* **Actions to take**
1 - Using the book arts blog excerpt, decide whether each statement agrees with it: (a) Minsky no longer works as a bookbinder; (b) the writer took one of the papermaking classes; (c) PBI held two papermaking classes that year. Answer yes or no for each and quote the words that settle it.
2 - Copy the part of the book arts blog excerpt starting at "PBI 2014: Papermaking" and ending at "the papermaking studio.".
3 - According to the book arts blog excerpt, why did the writer want to share pictures of the papermaking classes?

* **Selected excerpt**
____________

Clearly Richard Minsky has been paving a road for us. He continues to work as a bookbinder and book artist today, pushing the envelope whenever he can. There is no question that Minsky is a master and a pioneer in the world of bookarts. That he has taken the time to show us his work, compiled in this format with his background stories to expand the plot for us, is generous and rewarding for those of us working in book arts today.

Reviewed by Rhonda Miller, Sept 2014.

Saturday, August 16, 2014

PBI 2014: Papermaking and more Papermaking

There were two impressive papermaking classes at PBI this year. I was not in either of them, but it looked like they were doing some amazing work so I wanted to show a few pictures, just to give you an idea of the extraordinary work that is done at PBI every year in the papermaking studio.

____________

* **Provided material**
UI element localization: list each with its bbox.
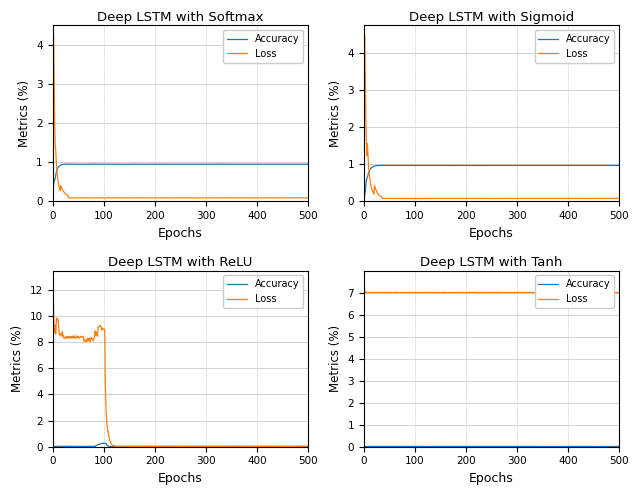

____________

* **Solutions for each task**
1 -
(a) No: "He continues to work as a bookbinder and book artist today"
(b) No: "I was not in either of them"
(c) Yes: "There were two impressive papermaking classes at PBI this year"

2 -
PBI 2014: Papermaking and more Papermaking

There were two impressive papermaking classes at PBI this year. I was not in either of them, but it looked like they were doing some amazing work so I wanted to show a few pictures, just to give you an idea of the extraordinary work that is done at PBI every year in the papermaking studio.

3 - The writer was in neither class, but the students seemed to be doing amazing work. The pictures were meant to give readers an idea of the extraordinary work done every year in the PBI papermaking studio.